Look for the word "What" in the entries below, then copy every line that has it.

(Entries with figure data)

▬▬▬

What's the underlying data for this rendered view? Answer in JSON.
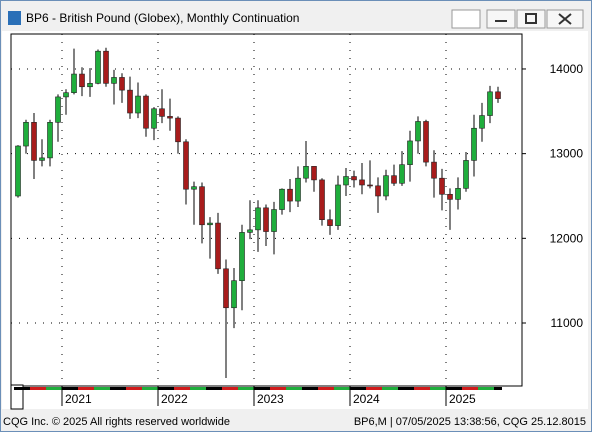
{
  "chart_data": {
    "type": "candlestick",
    "title": "BP6 - British Pound (Globex), Monthly Continuation",
    "categories": [
      null,
      null,
      null,
      null,
      null,
      null,
      "2021",
      null,
      null,
      null,
      null,
      null,
      null,
      null,
      null,
      null,
      null,
      null,
      "2022",
      null,
      null,
      null,
      null,
      null,
      null,
      null,
      null,
      null,
      null,
      null,
      "2023",
      null,
      null,
      null,
      null,
      null,
      null,
      null,
      null,
      null,
      null,
      null,
      "2024",
      null,
      null,
      null,
      null,
      null,
      null,
      null,
      null,
      null,
      null,
      null,
      "2025",
      null,
      null,
      null,
      null,
      null,
      null
    ],
    "open": [
      12500,
      13090,
      13370,
      12920,
      12950,
      13370,
      13670,
      13720,
      13940,
      13790,
      13830,
      14210,
      13830,
      13900,
      13750,
      13480,
      13680,
      13300,
      13530,
      13440,
      13420,
      13140,
      12580,
      12610,
      12160,
      12180,
      11640,
      11180,
      11500,
      12070,
      12100,
      12360,
      12080,
      12340,
      12580,
      12440,
      12710,
      12850,
      12690,
      12220,
      12150,
      12630,
      12730,
      12690,
      12630,
      12620,
      12500,
      12740,
      12650,
      12870,
      13150,
      13380,
      12900,
      12710,
      12520,
      12460,
      12590,
      12920,
      13300,
      13450,
      13730
    ],
    "high": [
      13100,
      13400,
      13480,
      13170,
      13400,
      13700,
      13760,
      14240,
      14020,
      14010,
      14230,
      14250,
      13990,
      13950,
      13910,
      13840,
      13700,
      13550,
      13760,
      13650,
      13440,
      13170,
      12670,
      12660,
      12250,
      12300,
      11750,
      11650,
      12160,
      12450,
      12450,
      12400,
      12430,
      12590,
      12700,
      12850,
      13150,
      12850,
      12710,
      12340,
      12740,
      12830,
      12800,
      12890,
      12920,
      12720,
      12810,
      12870,
      13030,
      13270,
      13440,
      13400,
      13040,
      12820,
      12590,
      12720,
      13020,
      13460,
      13600,
      13800,
      13790
    ],
    "low": [
      12480,
      13000,
      12700,
      12850,
      12850,
      13140,
      13460,
      13700,
      13680,
      13670,
      13820,
      13790,
      13580,
      13600,
      13410,
      13420,
      13200,
      13160,
      13360,
      13270,
      13000,
      12400,
      12160,
      11940,
      11760,
      11580,
      10350,
      10940,
      11150,
      11990,
      11840,
      11910,
      11810,
      12280,
      12310,
      12370,
      12660,
      12550,
      12150,
      12040,
      12100,
      12500,
      12600,
      12520,
      12590,
      12300,
      12450,
      12620,
      12620,
      12670,
      13000,
      12850,
      12480,
      12330,
      12100,
      12340,
      12550,
      12730,
      13140,
      13360,
      13600
    ],
    "close": [
      13090,
      13370,
      12920,
      12950,
      13370,
      13670,
      13720,
      13940,
      13790,
      13830,
      14210,
      13830,
      13900,
      13750,
      13480,
      13680,
      13300,
      13530,
      13440,
      13420,
      13140,
      12580,
      12610,
      12160,
      12180,
      11640,
      11180,
      11500,
      12070,
      12100,
      12360,
      12080,
      12340,
      12580,
      12440,
      12710,
      12850,
      12690,
      12220,
      12150,
      12630,
      12730,
      12690,
      12630,
      12620,
      12500,
      12740,
      12650,
      12870,
      13150,
      13380,
      12900,
      12710,
      12520,
      12460,
      12590,
      12920,
      13300,
      13450,
      13730,
      13650
    ],
    "up_color": "#1fae3c",
    "down_color": "#a81c1c",
    "ylim": [
      10256,
      14413
    ],
    "yticks": [
      11000,
      12000,
      13000,
      14000
    ],
    "grid": true
  },
  "status_bar": {
    "left": "CQG Inc. © 2025 All rights reserved worldwide",
    "right": "BP6,M | 07/05/2025 13:38:56, CQG 25.12.8015"
  }
}
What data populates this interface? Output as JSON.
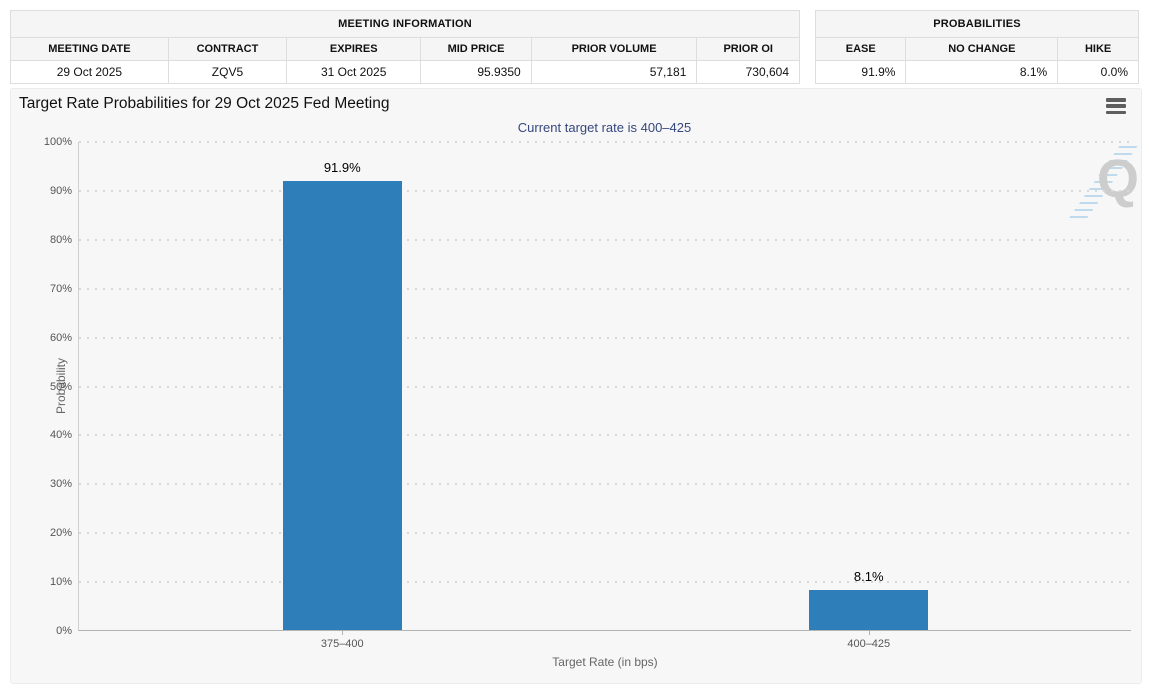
{
  "meeting_information": {
    "title": "MEETING INFORMATION",
    "columns": [
      "MEETING DATE",
      "CONTRACT",
      "EXPIRES",
      "MID PRICE",
      "PRIOR VOLUME",
      "PRIOR OI"
    ],
    "row": {
      "meeting_date": "29 Oct 2025",
      "contract": "ZQV5",
      "expires": "31 Oct 2025",
      "mid_price": "95.9350",
      "prior_volume": "57,181",
      "prior_oi": "730,604"
    }
  },
  "probabilities": {
    "title": "PROBABILITIES",
    "columns": [
      "EASE",
      "NO CHANGE",
      "HIKE"
    ],
    "row": {
      "ease": "91.9%",
      "no_change": "8.1%",
      "hike": "0.0%"
    }
  },
  "chart_data": {
    "type": "bar",
    "title": "Target Rate Probabilities for 29 Oct 2025 Fed Meeting",
    "subtitle": "Current target rate is 400–425",
    "categories": [
      "375–400",
      "400–425"
    ],
    "values": [
      91.9,
      8.1
    ],
    "value_labels": [
      "91.9%",
      "8.1%"
    ],
    "xlabel": "Target Rate (in bps)",
    "ylabel": "Probability",
    "ylim": [
      0,
      100
    ],
    "ytick_labels": [
      "0%",
      "10%",
      "20%",
      "30%",
      "40%",
      "50%",
      "60%",
      "70%",
      "80%",
      "90%",
      "100%"
    ],
    "bar_color": "#2e7eb9",
    "grid": "dotted-horizontal",
    "legend": "none"
  },
  "watermark_letter": "Q",
  "colors": {
    "bar": "#2e7eb9",
    "panel_background": "#f7f7f7",
    "table_header_background": "#f5f5f5",
    "subtitle_text": "#36477e"
  }
}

▬▬▬

- _FINAL ANSWER_
What's the underlying data for this rendered view? Answer in JSON.
What data populates this interface? Output as JSON.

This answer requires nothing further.